To be done. Search the material for the word "लटनग" and report each line where it turns up.

━━━━

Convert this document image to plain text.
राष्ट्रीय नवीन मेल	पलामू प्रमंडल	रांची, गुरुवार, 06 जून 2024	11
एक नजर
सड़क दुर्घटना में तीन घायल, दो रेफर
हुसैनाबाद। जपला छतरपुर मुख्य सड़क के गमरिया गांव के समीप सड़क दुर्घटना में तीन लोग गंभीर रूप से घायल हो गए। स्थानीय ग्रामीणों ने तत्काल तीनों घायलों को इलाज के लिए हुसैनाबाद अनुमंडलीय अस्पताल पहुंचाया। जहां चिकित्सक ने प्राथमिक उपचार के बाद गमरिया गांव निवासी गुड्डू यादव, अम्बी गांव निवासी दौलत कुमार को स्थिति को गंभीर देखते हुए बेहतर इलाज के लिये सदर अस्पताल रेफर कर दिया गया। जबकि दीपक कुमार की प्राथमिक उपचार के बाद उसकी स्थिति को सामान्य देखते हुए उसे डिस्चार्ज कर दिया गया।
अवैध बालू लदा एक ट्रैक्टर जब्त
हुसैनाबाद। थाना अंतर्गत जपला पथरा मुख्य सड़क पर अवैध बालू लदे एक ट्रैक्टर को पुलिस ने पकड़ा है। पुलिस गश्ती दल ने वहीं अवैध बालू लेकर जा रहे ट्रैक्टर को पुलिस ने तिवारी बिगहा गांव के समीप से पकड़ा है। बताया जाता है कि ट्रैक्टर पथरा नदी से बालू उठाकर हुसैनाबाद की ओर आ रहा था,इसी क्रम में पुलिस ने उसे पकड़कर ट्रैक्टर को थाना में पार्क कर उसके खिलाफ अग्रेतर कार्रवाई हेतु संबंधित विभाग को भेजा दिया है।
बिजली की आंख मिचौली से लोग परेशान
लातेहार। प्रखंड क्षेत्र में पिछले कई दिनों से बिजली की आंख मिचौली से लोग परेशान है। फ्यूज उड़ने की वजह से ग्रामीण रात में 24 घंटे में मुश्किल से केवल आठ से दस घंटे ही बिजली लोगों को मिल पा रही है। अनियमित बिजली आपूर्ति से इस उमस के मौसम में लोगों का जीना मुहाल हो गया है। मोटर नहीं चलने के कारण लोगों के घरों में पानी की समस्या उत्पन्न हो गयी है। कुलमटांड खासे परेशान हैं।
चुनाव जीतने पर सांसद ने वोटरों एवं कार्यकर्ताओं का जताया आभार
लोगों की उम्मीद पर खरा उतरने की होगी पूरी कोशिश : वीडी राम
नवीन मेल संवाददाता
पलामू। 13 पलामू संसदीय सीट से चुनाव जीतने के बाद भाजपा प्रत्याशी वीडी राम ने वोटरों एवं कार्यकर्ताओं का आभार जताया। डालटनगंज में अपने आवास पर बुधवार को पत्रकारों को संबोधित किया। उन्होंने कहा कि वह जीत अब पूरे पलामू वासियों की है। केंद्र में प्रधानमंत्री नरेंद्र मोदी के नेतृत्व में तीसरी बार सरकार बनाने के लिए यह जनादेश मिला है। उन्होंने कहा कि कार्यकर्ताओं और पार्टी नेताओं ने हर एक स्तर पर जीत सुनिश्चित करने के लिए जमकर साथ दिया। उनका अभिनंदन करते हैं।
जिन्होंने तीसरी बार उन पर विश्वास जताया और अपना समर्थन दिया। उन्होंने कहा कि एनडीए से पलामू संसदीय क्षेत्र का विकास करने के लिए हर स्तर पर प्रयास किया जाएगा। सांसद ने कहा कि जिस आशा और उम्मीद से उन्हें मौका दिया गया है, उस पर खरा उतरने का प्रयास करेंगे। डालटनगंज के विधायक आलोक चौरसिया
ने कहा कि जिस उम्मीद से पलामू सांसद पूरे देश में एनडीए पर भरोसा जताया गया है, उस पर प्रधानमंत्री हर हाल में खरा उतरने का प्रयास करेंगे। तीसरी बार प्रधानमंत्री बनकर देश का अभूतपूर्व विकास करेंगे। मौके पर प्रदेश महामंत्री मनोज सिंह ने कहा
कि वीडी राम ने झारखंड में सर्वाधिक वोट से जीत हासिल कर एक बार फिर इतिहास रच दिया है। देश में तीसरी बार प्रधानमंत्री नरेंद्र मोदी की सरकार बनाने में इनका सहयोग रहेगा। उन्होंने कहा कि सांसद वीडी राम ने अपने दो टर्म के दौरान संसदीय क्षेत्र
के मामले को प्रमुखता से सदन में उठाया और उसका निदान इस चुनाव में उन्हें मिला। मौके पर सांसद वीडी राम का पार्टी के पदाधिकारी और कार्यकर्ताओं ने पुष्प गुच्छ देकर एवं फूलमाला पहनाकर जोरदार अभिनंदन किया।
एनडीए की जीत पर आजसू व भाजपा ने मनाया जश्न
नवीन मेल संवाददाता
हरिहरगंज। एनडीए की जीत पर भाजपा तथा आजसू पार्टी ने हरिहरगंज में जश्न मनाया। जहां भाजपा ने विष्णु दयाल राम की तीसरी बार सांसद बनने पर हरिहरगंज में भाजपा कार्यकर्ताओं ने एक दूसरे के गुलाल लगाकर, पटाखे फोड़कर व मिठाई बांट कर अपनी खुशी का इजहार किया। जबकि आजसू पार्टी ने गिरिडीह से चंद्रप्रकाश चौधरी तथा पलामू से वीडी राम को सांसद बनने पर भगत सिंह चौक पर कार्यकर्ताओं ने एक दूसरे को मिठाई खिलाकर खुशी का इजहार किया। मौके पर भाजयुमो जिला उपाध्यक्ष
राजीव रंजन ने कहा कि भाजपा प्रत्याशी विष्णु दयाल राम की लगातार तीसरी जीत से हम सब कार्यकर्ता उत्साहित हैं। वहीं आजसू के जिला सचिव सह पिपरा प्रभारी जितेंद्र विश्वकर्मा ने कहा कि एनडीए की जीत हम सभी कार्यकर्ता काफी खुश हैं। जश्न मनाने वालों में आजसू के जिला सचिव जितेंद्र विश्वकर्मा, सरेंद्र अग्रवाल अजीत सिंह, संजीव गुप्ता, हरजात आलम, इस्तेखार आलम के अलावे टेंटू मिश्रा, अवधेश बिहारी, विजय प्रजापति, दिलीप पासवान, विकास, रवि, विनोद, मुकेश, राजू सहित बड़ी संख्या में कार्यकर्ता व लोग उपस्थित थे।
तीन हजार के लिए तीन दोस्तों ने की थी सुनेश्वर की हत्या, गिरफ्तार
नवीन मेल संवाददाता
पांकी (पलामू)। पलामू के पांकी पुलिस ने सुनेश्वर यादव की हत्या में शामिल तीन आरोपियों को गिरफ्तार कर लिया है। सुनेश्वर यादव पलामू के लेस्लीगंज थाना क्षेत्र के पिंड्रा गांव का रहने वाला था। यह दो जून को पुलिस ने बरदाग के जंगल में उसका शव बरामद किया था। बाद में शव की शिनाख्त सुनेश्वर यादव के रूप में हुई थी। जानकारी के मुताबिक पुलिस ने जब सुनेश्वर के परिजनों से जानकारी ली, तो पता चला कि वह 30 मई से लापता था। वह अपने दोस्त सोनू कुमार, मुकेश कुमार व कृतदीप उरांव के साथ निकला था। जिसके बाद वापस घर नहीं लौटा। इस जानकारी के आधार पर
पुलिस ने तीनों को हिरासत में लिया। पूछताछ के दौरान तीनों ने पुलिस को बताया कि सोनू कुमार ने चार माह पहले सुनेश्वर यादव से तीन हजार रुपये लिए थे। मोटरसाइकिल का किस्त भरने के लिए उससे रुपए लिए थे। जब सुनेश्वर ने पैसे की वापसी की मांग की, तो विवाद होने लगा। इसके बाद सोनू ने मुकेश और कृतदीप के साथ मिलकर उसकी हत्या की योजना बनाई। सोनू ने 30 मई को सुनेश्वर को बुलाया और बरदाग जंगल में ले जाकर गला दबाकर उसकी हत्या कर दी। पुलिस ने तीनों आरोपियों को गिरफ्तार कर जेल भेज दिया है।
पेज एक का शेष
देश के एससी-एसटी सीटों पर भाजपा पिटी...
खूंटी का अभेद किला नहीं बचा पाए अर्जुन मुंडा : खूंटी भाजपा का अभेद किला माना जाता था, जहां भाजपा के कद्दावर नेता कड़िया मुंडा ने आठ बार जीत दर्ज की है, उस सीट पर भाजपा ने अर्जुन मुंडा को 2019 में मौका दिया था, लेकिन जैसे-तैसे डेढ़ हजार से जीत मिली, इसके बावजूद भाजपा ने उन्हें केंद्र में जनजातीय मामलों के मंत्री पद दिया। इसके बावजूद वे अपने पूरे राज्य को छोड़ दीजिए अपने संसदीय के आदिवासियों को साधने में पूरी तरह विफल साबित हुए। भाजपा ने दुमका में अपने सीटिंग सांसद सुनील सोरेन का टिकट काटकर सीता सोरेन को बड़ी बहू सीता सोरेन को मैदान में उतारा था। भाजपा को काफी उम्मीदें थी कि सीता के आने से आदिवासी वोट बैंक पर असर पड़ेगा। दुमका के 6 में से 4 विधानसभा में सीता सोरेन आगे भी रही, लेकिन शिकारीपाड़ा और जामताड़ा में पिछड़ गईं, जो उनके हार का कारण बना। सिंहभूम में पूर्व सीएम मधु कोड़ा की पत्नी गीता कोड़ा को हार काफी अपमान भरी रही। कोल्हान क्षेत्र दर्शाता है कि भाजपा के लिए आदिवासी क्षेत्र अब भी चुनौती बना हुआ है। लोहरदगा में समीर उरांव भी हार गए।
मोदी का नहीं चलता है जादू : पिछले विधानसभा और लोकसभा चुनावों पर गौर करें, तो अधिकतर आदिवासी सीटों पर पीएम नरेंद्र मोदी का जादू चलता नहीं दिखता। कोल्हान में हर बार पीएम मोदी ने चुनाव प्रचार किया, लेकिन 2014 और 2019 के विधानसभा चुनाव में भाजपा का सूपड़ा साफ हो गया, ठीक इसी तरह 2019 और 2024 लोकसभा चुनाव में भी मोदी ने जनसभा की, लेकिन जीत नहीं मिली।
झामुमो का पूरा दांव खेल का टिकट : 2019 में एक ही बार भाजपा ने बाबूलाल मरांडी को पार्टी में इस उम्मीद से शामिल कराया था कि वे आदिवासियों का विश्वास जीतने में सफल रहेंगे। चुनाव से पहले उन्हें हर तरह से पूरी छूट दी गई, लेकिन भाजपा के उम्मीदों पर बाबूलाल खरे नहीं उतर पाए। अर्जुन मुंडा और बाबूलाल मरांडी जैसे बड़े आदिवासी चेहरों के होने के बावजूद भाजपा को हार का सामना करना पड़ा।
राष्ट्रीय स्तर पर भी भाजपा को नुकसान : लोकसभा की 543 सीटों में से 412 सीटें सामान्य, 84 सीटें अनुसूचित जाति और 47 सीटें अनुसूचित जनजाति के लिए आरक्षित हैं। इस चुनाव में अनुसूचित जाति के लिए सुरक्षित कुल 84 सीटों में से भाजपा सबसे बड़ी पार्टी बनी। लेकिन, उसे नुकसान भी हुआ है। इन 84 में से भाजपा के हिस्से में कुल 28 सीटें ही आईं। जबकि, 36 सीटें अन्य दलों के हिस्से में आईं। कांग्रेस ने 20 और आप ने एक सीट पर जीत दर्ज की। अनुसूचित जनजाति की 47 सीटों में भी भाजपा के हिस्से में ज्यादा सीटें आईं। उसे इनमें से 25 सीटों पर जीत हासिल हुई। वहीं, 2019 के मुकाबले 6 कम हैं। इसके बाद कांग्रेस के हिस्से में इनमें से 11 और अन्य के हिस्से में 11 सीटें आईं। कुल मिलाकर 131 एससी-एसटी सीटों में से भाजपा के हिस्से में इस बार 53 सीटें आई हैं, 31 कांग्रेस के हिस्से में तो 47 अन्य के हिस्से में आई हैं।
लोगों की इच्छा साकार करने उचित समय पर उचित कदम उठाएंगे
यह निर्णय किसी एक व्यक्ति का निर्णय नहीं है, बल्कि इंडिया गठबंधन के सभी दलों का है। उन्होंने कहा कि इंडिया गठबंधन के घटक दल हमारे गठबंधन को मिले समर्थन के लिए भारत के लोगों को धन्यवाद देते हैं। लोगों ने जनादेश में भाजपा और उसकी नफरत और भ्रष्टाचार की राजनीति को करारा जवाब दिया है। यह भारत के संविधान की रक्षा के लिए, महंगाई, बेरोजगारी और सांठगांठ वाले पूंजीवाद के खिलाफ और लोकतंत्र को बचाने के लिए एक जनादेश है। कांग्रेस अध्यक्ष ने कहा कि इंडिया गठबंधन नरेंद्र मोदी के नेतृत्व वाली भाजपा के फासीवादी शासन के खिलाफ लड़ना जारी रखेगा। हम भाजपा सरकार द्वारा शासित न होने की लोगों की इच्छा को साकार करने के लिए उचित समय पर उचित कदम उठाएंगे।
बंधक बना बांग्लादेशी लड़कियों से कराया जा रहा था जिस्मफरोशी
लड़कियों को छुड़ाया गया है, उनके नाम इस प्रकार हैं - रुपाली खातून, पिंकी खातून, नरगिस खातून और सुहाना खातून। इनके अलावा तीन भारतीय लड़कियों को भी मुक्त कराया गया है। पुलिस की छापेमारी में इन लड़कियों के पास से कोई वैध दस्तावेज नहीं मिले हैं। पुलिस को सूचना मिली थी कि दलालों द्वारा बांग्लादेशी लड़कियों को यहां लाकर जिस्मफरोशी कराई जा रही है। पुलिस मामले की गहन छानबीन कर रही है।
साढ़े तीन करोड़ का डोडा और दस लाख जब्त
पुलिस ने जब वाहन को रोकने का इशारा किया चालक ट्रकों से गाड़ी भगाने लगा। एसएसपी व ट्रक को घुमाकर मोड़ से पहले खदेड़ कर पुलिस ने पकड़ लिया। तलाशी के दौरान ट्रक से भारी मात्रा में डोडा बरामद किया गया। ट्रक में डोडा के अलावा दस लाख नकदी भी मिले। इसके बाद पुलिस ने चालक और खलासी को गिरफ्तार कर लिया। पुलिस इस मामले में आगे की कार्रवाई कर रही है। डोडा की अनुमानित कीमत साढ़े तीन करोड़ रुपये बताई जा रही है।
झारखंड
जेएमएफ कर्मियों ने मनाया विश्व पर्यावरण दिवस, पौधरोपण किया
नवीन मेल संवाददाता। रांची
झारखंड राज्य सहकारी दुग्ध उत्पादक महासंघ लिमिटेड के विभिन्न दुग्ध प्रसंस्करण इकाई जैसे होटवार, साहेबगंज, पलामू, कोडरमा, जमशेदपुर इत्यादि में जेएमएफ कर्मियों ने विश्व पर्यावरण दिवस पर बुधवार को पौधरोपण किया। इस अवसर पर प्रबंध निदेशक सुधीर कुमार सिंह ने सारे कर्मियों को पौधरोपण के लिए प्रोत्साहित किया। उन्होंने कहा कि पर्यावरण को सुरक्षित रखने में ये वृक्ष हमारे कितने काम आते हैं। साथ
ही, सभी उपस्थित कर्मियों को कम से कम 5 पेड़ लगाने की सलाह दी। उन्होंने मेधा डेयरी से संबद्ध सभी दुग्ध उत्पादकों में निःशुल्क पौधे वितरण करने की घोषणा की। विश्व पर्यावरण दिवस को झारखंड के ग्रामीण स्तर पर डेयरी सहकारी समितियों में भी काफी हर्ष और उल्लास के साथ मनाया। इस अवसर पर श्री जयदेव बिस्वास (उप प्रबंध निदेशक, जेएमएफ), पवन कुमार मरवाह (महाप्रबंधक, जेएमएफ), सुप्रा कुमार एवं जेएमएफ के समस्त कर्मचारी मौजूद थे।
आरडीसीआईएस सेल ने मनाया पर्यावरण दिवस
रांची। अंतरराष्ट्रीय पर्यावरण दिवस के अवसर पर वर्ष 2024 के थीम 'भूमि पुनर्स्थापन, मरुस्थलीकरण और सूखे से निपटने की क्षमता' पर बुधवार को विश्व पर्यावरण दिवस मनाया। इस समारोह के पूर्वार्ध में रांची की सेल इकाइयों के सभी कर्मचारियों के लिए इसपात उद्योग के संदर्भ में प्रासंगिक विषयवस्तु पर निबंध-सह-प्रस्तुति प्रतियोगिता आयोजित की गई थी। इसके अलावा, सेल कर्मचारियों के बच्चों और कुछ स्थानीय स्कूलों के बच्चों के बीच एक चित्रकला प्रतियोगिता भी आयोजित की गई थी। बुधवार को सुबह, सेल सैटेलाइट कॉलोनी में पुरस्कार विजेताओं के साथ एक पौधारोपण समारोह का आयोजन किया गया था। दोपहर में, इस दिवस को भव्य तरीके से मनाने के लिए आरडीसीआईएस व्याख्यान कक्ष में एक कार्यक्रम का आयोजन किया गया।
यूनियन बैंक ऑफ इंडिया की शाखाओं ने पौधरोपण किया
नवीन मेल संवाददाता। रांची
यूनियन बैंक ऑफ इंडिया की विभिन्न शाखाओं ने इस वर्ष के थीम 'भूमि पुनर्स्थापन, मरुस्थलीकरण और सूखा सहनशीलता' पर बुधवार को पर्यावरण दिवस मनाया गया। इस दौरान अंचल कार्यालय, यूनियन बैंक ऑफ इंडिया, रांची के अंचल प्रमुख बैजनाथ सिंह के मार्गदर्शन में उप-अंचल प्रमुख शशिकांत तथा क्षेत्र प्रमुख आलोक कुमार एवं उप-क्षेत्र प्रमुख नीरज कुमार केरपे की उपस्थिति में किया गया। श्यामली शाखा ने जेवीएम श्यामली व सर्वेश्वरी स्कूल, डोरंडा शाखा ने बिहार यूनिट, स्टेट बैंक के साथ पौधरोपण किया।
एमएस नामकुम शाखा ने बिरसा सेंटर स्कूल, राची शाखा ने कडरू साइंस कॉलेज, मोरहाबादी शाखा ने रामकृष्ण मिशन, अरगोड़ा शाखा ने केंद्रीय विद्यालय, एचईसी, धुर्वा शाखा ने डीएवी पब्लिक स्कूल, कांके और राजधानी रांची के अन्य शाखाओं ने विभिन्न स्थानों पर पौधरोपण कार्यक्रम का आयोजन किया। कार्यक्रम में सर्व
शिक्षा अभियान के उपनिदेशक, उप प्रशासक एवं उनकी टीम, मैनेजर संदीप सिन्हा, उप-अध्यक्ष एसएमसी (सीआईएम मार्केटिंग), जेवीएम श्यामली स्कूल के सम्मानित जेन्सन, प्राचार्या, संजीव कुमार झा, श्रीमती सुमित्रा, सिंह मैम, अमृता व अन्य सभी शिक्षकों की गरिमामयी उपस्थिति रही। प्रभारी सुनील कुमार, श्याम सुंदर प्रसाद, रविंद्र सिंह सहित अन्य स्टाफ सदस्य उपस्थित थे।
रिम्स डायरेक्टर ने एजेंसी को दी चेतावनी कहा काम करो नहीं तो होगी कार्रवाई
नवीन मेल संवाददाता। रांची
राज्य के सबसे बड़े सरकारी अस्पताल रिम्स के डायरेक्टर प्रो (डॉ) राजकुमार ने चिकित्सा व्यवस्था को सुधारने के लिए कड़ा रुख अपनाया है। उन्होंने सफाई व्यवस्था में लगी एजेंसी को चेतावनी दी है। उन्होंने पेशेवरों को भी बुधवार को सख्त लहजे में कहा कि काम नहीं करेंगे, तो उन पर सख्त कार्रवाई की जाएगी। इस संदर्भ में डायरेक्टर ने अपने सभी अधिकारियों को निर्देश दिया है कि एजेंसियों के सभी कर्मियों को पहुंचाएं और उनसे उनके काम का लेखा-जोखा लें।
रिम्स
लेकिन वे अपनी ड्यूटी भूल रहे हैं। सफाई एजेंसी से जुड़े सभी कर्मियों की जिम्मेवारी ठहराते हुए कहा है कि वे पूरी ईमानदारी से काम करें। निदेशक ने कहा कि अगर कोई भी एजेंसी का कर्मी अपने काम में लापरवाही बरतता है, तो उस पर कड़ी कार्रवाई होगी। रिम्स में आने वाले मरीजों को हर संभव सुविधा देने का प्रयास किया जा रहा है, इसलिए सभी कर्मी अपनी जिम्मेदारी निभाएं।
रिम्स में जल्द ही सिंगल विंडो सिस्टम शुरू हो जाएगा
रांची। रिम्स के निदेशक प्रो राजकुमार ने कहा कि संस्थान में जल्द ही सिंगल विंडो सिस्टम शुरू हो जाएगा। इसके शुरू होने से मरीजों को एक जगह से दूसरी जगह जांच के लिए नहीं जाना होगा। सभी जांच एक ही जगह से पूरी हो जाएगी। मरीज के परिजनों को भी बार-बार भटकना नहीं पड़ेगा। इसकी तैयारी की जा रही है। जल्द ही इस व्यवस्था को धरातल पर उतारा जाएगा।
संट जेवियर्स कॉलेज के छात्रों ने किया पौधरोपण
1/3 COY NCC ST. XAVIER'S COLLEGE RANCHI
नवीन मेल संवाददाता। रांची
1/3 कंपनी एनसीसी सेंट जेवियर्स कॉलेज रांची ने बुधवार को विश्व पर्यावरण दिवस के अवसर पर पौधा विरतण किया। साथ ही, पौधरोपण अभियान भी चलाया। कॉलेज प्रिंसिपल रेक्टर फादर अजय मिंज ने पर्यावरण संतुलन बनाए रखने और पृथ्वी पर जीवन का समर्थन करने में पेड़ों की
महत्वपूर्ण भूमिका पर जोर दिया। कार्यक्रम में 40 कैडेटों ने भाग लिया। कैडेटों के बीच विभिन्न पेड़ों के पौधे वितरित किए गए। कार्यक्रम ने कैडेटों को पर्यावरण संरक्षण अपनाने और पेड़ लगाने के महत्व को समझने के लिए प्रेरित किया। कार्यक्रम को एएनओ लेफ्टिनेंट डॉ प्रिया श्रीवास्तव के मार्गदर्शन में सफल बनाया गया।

━━━━

Completed task.
पलामू। 13 पलामू संसदीय सीट से चुनाव जीतने के बाद भाजपा प्रत्याशी वीडी राम ने वोटरों एवं कार्यकर्ताओं का आभार जताया। डालटनगंज में अपने आवास पर बुधवार को पत्रकारों को संबोधित किया। उन्होंने कहा कि वह जीत अब पूरे पलामू वासियों की है। केंद्र में प्रधानमंत्री नरेंद्र मोदी के नेतृत्व में तीसरी बार सरकार बनाने के लिए यह जनादेश मिला है। उन्होंने कहा कि कार्यकर्ताओं और पार्टी नेताओं ने हर एक स्तर पर जीत सुनिश्चित करने के लिए जमकर साथ दिया। उनका अभिनंदन करते हैं।
जिन्होंने तीसरी बार उन पर विश्वास जताया और अपना समर्थन दिया। उन्होंने कहा कि एनडीए से पलामू संसदीय क्षेत्र का विकास करने के लिए हर स्तर पर प्रयास किया जाएगा। सांसद ने कहा कि जिस आशा और उम्मीद से उन्हें मौका दिया गया है, उस पर खरा उतरने का प्रयास करेंगे। डालटनगंज के विधायक आलोक चौरसिया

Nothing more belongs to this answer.